Requirements:
Every record here should be printed again exactly.

Dataset items:
=======
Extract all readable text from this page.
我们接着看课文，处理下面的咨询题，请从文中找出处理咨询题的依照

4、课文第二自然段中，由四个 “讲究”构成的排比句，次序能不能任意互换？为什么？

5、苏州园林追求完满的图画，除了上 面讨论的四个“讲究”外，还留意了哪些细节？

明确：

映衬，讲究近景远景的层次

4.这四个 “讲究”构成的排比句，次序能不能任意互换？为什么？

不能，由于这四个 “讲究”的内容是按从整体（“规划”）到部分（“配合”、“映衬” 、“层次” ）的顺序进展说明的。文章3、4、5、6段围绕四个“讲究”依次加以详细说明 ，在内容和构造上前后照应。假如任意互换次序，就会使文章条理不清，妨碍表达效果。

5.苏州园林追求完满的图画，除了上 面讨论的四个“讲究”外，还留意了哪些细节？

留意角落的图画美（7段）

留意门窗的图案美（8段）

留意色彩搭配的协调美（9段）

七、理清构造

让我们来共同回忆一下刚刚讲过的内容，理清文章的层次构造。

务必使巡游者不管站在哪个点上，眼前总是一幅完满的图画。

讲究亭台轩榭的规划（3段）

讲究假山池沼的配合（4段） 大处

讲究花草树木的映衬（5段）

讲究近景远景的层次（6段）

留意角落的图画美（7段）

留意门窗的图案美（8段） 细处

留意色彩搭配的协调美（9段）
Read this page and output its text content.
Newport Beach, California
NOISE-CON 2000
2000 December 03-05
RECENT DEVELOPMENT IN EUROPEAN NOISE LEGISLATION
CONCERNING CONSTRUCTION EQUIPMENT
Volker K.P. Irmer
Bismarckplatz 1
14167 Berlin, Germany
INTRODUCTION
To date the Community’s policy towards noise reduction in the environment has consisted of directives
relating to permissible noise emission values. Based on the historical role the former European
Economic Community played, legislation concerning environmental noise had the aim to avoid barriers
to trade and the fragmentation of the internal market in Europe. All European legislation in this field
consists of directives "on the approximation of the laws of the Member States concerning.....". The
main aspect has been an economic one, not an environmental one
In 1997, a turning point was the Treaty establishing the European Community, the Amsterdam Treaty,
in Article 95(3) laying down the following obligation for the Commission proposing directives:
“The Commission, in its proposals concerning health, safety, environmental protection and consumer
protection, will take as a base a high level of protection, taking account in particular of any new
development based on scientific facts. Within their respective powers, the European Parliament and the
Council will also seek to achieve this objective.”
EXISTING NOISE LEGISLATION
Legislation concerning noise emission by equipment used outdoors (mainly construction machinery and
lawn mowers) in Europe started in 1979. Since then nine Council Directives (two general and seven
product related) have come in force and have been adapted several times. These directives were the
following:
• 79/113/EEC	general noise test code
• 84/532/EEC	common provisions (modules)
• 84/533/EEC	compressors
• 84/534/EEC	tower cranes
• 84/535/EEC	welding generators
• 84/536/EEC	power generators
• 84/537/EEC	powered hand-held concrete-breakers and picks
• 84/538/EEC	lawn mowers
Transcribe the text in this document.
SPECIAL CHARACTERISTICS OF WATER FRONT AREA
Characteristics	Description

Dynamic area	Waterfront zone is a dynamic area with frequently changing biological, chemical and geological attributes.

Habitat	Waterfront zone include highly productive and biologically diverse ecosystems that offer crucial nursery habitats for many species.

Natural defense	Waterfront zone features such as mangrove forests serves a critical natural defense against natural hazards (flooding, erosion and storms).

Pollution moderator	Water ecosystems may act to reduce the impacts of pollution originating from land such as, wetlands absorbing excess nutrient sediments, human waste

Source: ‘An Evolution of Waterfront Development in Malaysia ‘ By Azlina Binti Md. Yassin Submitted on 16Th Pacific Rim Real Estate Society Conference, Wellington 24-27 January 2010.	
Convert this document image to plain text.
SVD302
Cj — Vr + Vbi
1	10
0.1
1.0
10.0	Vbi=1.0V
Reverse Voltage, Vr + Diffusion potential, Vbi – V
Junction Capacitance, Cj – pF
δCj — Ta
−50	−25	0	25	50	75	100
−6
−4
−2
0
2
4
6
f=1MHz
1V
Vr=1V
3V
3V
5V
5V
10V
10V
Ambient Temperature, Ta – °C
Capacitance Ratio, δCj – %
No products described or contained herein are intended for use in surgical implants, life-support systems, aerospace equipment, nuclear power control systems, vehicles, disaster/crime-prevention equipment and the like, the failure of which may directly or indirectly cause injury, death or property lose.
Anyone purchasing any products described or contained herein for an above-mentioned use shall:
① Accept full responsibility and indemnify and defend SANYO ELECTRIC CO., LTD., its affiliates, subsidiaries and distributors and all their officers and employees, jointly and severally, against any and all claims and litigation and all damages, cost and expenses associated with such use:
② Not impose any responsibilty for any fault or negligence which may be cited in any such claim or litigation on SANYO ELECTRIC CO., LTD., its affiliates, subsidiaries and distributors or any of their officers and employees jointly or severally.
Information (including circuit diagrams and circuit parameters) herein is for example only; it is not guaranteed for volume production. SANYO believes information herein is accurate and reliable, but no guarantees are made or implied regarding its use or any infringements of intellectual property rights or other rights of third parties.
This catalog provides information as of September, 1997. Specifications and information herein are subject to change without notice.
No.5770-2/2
=======
Expected output:
Extract all readable text from this page.
我们接着看课文，处理下面的咨询题，请从文中找出处理咨询题的依照

4、课文第二自然段中，由四个 “讲究”构成的排比句，次序能不能任意互换？为什么？

5、苏州园林追求完满的图画，除了上 面讨论的四个“讲究”外，还留意了哪些细节？

明确：

映衬，讲究近景远景的层次

4.这四个 “讲究”构成的排比句，次序能不能任意互换？为什么？

不能，由于这四个 “讲究”的内容是按从整体（“规划”）到部分（“配合”、“映衬” 、“层次” ）的顺序进展说明的。文章3、4、5、6段围绕四个“讲究”依次加以详细说明 ，在内容和构造上前后照应。假如任意互换次序，就会使文章条理不清，妨碍表达效果。

5.苏州园林追求完满的图画，除了上 面讨论的四个“讲究”外，还留意了哪些细节？

留意角落的图画美（7段）

留意门窗的图案美（8段）

留意色彩搭配的协调美（9段）

七、理清构造

让我们来共同回忆一下刚刚讲过的内容，理清文章的层次构造。

务必使巡游者不管站在哪个点上，眼前总是一幅完满的图画。

讲究亭台轩榭的规划（3段）

讲究假山池沼的配合（4段） 大处

讲究花草树木的映衬（5段）

讲究近景远景的层次（6段）

留意角落的图画美（7段）

留意门窗的图案美（8段） 细处

留意色彩搭配的协调美（9段）
Read this page and output its text content.
Newport Beach, California
NOISE-CON 2000
2000 December 03-05
RECENT DEVELOPMENT IN EUROPEAN NOISE LEGISLATION
CONCERNING CONSTRUCTION EQUIPMENT
Volker K.P. Irmer
Bismarckplatz 1
14167 Berlin, Germany
INTRODUCTION
To date the Community’s policy towards noise reduction in the environment has consisted of directives
relating to permissible noise emission values. Based on the historical role the former European
Economic Community played, legislation concerning environmental noise had the aim to avoid barriers
to trade and the fragmentation of the internal market in Europe. All European legislation in this field
consists of directives "on the approximation of the laws of the Member States concerning.....". The
main aspect has been an economic one, not an environmental one
In 1997, a turning point was the Treaty establishing the European Community, the Amsterdam Treaty,
in Article 95(3) laying down the following obligation for the Commission proposing directives:
“The Commission, in its proposals concerning health, safety, environmental protection and consumer
protection, will take as a base a high level of protection, taking account in particular of any new
development based on scientific facts. Within their respective powers, the European Parliament and the
Council will also seek to achieve this objective.”
EXISTING NOISE LEGISLATION
Legislation concerning noise emission by equipment used outdoors (mainly construction machinery and
lawn mowers) in Europe started in 1979. Since then nine Council Directives (two general and seven
product related) have come in force and have been adapted several times. These directives were the
following:
• 79/113/EEC	general noise test code
• 84/532/EEC	common provisions (modules)
• 84/533/EEC	compressors
• 84/534/EEC	tower cranes
• 84/535/EEC	welding generators
• 84/536/EEC	power generators
• 84/537/EEC	powered hand-held concrete-breakers and picks
• 84/538/EEC	lawn mowers
Transcribe the text in this document.
SPECIAL CHARACTERISTICS OF WATER FRONT AREA
Characteristics	Description

Dynamic area	Waterfront zone is a dynamic area with frequently changing biological, chemical and geological attributes.

Habitat	Waterfront zone include highly productive and biologically diverse ecosystems that offer crucial nursery habitats for many species.

Natural defense	Waterfront zone features such as mangrove forests serves a critical natural defense against natural hazards (flooding, erosion and storms).

Pollution moderator	Water ecosystems may act to reduce the impacts of pollution originating from land such as, wetlands absorbing excess nutrient sediments, human waste

Source: ‘An Evolution of Waterfront Development in Malaysia ‘ By Azlina Binti Md. Yassin Submitted on 16Th Pacific Rim Real Estate Society Conference, Wellington 24-27 January 2010.	
Convert this document image to plain text.
SVD302
Cj — Vr + Vbi
1	10
0.1
1.0
10.0	Vbi=1.0V
Reverse Voltage, Vr + Diffusion potential, Vbi – V
Junction Capacitance, Cj – pF
δCj — Ta
−50	−25	0	25	50	75	100
−6
−4
−2
0
2
4
6
f=1MHz
1V
Vr=1V
3V
3V
5V
5V
10V
10V
Ambient Temperature, Ta – °C
Capacitance Ratio, δCj – %
No products described or contained herein are intended for use in surgical implants, life-support systems, aerospace equipment, nuclear power control systems, vehicles, disaster/crime-prevention equipment and the like, the failure of which may directly or indirectly cause injury, death or property lose.
Anyone purchasing any products described or contained herein for an above-mentioned use shall:
① Accept full responsibility and indemnify and defend SANYO ELECTRIC CO., LTD., its affiliates, subsidiaries and distributors and all their officers and employees, jointly and severally, against any and all claims and litigation and all damages, cost and expenses associated with such use:
② Not impose any responsibilty for any fault or negligence which may be cited in any such claim or litigation on SANYO ELECTRIC CO., LTD., its affiliates, subsidiaries and distributors or any of their officers and employees jointly or severally.
Information (including circuit diagrams and circuit parameters) herein is for example only; it is not guaranteed for volume production. SANYO believes information herein is accurate and reliable, but no guarantees are made or implied regarding its use or any infringements of intellectual property rights or other rights of third parties.
This catalog provides information as of September, 1997. Specifications and information herein are subject to change without notice.
No.5770-2/2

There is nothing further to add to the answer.